*SOURCE DATA*.
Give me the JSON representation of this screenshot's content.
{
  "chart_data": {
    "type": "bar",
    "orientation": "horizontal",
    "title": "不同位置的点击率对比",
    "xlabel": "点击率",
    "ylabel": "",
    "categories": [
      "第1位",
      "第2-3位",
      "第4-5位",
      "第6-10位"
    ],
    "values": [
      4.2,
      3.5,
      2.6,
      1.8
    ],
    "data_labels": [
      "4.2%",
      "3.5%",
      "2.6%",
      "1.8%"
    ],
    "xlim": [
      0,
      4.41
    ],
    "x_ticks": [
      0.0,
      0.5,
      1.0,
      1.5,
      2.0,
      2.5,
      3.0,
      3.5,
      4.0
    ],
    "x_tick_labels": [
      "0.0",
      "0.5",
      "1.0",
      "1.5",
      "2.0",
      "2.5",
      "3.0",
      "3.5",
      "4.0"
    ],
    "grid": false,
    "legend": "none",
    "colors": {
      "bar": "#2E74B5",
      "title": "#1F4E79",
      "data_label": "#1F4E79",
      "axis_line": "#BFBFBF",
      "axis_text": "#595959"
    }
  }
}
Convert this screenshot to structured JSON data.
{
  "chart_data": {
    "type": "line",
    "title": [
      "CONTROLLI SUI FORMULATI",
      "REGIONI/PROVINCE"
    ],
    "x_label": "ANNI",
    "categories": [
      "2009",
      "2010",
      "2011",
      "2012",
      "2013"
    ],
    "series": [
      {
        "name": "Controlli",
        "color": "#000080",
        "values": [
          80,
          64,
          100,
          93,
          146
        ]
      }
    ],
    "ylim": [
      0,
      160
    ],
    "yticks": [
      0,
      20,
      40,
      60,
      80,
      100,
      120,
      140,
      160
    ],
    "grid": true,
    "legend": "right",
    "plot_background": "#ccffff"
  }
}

*YOUR OBJECTIVE*. Copy the material above, line for line.

*FULL OUTPUT*.
Give me the JSON representation of this screenshot's content.
{
  "chart_data": {
    "type": "bar",
    "orientation": "horizontal",
    "title": "不同位置的点击率对比",
    "xlabel": "点击率",
    "ylabel": "",
    "categories": [
      "第1位",
      "第2-3位",
      "第4-5位",
      "第6-10位"
    ],
    "values": [
      4.2,
      3.5,
      2.6,
      1.8
    ],
    "data_labels": [
      "4.2%",
      "3.5%",
      "2.6%",
      "1.8%"
    ],
    "xlim": [
      0,
      4.41
    ],
    "x_ticks": [
      0.0,
      0.5,
      1.0,
      1.5,
      2.0,
      2.5,
      3.0,
      3.5,
      4.0
    ],
    "x_tick_labels": [
      "0.0",
      "0.5",
      "1.0",
      "1.5",
      "2.0",
      "2.5",
      "3.0",
      "3.5",
      "4.0"
    ],
    "grid": false,
    "legend": "none",
    "colors": {
      "bar": "#2E74B5",
      "title": "#1F4E79",
      "data_label": "#1F4E79",
      "axis_line": "#BFBFBF",
      "axis_text": "#595959"
    }
  }
}
Convert this screenshot to structured JSON data.
{
  "chart_data": {
    "type": "line",
    "title": [
      "CONTROLLI SUI FORMULATI",
      "REGIONI/PROVINCE"
    ],
    "x_label": "ANNI",
    "categories": [
      "2009",
      "2010",
      "2011",
      "2012",
      "2013"
    ],
    "series": [
      {
        "name": "Controlli",
        "color": "#000080",
        "values": [
          80,
          64,
          100,
          93,
          146
        ]
      }
    ],
    "ylim": [
      0,
      160
    ],
    "yticks": [
      0,
      20,
      40,
      60,
      80,
      100,
      120,
      140,
      160
    ],
    "grid": true,
    "legend": "right",
    "plot_background": "#ccffff"
  }
}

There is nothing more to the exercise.